PROVIDED DATA
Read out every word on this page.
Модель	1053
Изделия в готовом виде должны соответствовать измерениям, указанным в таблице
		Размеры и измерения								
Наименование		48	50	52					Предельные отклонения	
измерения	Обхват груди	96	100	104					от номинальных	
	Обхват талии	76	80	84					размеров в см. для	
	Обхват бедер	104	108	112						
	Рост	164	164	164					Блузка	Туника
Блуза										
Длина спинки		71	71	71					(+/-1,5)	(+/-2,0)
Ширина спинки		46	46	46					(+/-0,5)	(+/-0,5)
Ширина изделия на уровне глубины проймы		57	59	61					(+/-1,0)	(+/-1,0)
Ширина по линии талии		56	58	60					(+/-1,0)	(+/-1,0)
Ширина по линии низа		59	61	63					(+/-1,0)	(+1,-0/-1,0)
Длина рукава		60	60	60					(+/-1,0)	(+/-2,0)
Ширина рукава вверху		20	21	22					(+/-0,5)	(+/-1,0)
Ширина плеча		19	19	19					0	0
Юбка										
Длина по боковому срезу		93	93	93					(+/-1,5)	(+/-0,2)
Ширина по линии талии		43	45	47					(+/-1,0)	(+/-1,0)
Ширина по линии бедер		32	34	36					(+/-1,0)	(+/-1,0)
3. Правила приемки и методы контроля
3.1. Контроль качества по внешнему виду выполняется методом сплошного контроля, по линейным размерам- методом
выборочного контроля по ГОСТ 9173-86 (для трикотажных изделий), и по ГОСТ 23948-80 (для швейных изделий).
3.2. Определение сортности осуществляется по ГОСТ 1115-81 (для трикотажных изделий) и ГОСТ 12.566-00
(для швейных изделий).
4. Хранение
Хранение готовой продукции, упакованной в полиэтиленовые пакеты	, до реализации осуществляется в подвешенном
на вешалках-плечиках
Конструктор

* * *

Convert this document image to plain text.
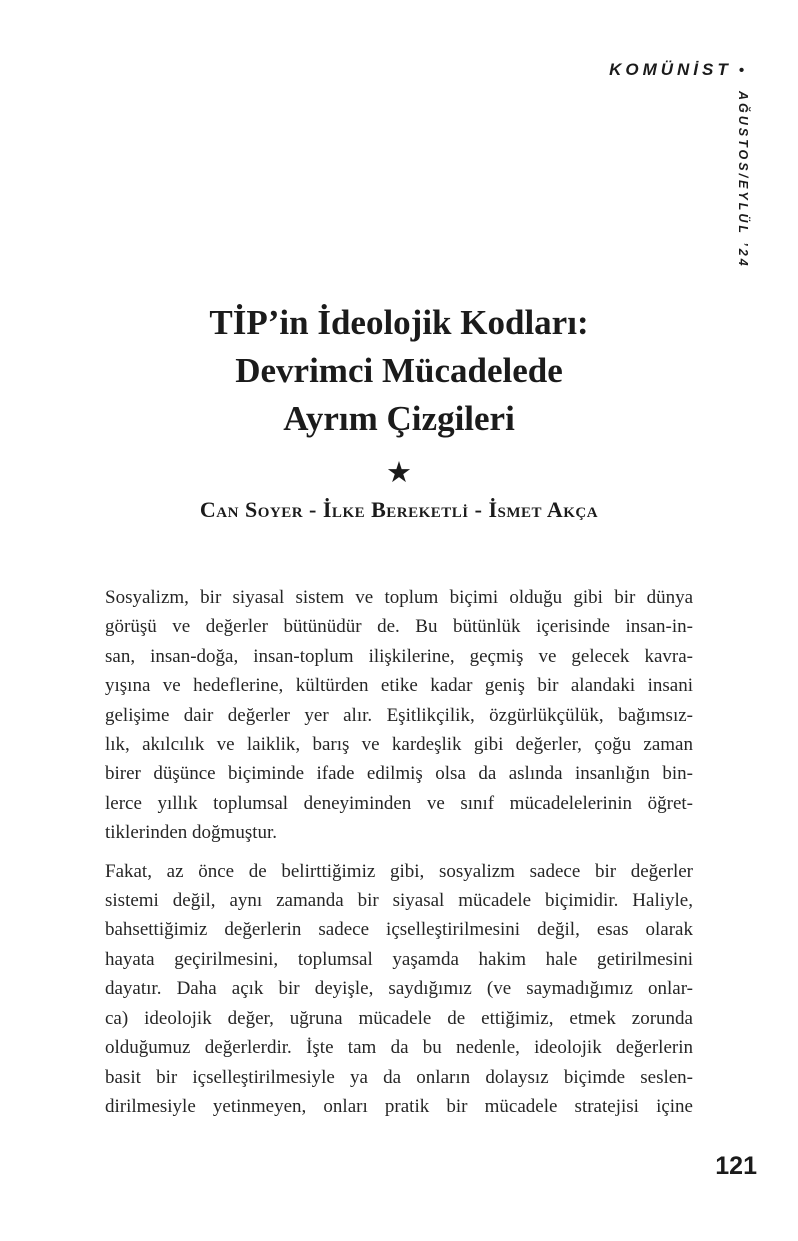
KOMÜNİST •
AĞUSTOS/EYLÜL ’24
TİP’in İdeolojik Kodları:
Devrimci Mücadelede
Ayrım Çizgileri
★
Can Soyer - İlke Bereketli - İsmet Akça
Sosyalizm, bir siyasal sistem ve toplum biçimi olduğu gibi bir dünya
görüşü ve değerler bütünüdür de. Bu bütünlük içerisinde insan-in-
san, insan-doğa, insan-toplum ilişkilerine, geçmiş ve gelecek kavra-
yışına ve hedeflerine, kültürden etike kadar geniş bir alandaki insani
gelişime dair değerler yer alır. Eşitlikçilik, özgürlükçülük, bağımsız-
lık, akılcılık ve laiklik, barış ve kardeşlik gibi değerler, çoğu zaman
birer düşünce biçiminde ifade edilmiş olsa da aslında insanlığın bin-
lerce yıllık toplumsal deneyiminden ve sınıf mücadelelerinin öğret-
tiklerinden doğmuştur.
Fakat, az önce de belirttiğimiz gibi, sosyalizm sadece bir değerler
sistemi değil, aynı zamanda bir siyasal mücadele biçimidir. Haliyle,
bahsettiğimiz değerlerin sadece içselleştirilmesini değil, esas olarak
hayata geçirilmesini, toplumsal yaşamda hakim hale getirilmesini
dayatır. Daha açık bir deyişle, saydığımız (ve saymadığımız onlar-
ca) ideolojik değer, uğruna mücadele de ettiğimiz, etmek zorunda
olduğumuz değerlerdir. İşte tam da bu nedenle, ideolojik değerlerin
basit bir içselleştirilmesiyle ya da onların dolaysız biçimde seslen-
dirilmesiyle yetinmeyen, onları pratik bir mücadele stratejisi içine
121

...

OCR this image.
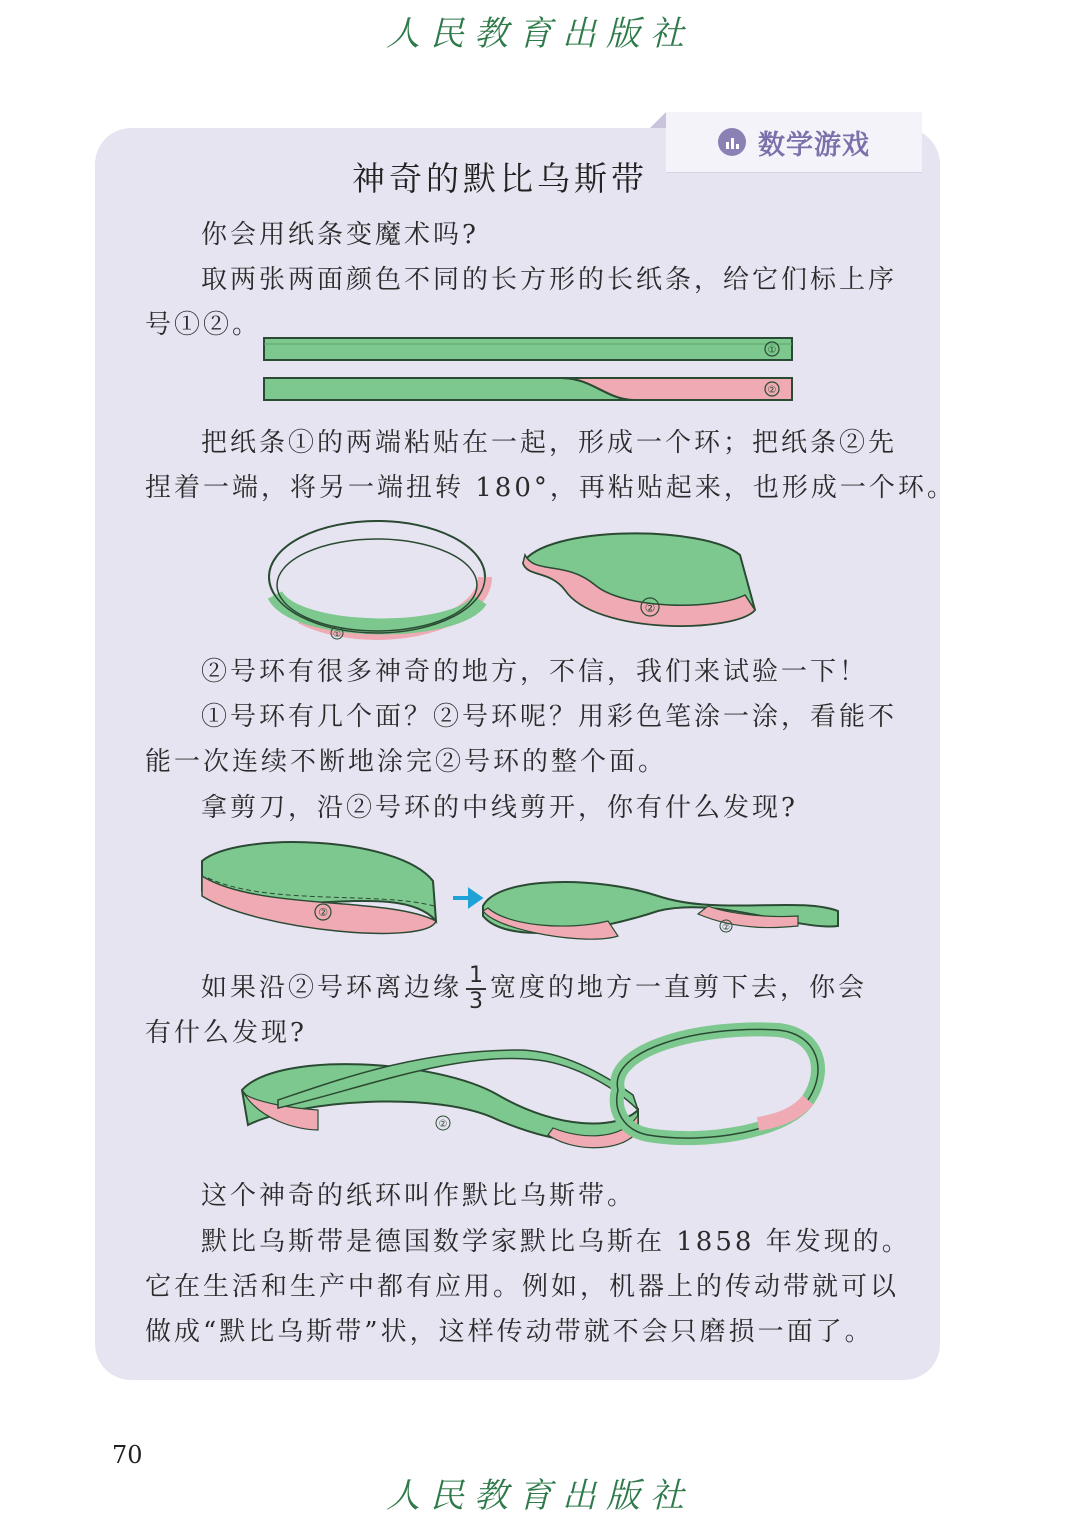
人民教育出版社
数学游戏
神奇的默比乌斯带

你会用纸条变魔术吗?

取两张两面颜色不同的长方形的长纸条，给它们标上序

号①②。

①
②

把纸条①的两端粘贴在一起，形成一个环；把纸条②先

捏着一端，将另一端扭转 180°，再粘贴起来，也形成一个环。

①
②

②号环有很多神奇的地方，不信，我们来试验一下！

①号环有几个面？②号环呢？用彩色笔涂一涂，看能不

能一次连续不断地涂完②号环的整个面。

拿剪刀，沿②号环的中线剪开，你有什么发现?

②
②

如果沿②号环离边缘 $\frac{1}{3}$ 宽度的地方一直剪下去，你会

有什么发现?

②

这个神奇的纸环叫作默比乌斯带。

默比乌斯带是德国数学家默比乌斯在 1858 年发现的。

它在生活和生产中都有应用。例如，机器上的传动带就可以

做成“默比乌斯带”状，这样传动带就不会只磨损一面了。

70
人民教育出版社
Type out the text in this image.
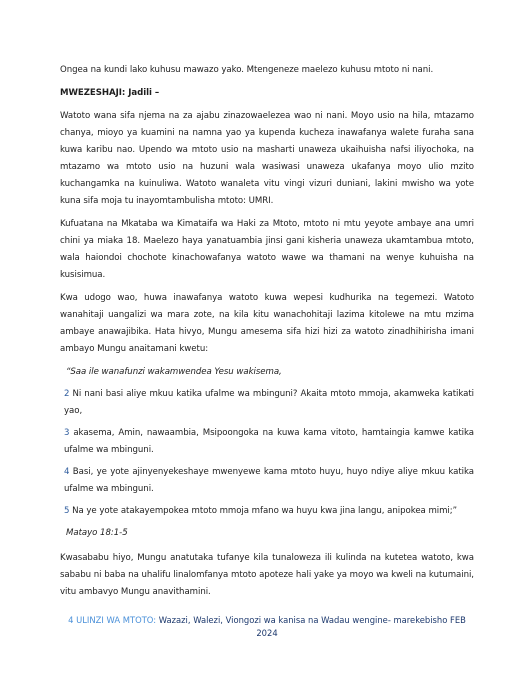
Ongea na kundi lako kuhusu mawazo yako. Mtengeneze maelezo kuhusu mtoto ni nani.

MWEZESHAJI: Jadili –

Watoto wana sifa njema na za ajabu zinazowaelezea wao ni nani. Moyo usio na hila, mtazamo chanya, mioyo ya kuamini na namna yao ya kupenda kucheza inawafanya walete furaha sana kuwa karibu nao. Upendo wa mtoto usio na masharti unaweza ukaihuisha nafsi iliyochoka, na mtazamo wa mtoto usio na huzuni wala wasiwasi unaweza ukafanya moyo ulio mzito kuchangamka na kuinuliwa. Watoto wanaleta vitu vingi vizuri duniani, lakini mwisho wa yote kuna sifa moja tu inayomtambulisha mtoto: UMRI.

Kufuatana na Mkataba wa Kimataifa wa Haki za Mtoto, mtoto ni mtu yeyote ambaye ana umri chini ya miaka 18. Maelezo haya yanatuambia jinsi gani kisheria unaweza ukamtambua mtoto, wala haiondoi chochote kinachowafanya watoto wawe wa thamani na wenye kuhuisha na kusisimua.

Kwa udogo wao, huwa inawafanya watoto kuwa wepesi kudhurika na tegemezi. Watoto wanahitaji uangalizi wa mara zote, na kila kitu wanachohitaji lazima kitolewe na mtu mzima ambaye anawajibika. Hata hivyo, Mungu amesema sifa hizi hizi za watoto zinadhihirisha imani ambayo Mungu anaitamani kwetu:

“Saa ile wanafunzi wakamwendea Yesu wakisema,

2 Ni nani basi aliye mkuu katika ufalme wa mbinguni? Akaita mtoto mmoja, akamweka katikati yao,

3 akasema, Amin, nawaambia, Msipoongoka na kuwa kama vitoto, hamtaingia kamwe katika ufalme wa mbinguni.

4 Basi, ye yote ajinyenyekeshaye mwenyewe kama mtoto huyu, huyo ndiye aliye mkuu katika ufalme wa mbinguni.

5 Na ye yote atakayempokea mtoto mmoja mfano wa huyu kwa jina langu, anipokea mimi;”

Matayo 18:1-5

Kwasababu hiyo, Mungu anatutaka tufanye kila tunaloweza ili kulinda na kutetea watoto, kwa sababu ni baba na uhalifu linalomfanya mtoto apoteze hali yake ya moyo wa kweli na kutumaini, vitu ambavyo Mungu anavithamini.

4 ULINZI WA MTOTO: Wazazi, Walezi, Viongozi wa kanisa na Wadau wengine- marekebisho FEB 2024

WORK INSTRUCTIONS
Look through the entries and return every line where "ГОСТ" appears.

REPLY
выборочного контроля по ГОСТ 9173-86 (для трикотажных изделий), и по ГОСТ 23948-80 (для швейных изделий).
3.2. Определение сортности осуществляется по ГОСТ 1115-81 (для трикотажных изделий) и ГОСТ 12.566-00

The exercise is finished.